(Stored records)
#####

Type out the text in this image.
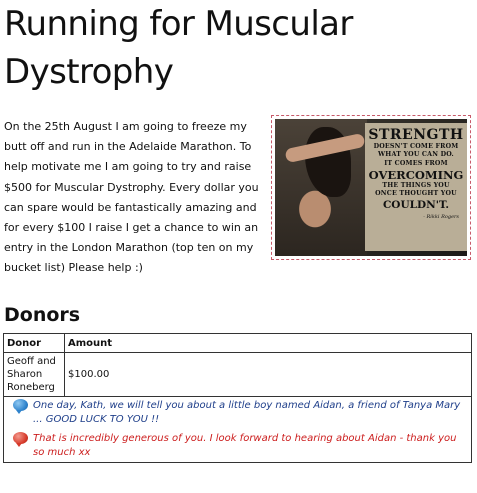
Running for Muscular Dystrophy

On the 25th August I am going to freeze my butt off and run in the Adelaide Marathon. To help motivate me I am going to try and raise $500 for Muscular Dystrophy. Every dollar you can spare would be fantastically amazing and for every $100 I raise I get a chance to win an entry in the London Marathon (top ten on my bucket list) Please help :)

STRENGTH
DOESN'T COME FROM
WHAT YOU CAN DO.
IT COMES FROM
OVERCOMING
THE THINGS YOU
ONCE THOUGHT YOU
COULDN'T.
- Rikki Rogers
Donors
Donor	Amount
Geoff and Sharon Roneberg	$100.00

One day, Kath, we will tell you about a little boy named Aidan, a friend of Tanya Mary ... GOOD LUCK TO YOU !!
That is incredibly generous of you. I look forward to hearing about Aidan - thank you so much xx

#####

**Exercise task**
Produce an exact copy of each line of data, skipping embedded images.

**Finished answer**
Type out the text in this image.
Running for Muscular Dystrophy

On the 25th August I am going to freeze my butt off and run in the Adelaide Marathon. To help motivate me I am going to try and raise $500 for Muscular Dystrophy. Every dollar you can spare would be fantastically amazing and for every $100 I raise I get a chance to win an entry in the London Marathon (top ten on my bucket list) Please help :)

STRENGTH
DOESN'T COME FROM
WHAT YOU CAN DO.
IT COMES FROM
OVERCOMING
THE THINGS YOU
ONCE THOUGHT YOU
COULDN'T.
- Rikki Rogers
Donors
Donor	Amount
Geoff and Sharon Roneberg	$100.00

One day, Kath, we will tell you about a little boy named Aidan, a friend of Tanya Mary ... GOOD LUCK TO YOU !!
That is incredibly generous of you. I look forward to hearing about Aidan - thank you so much xx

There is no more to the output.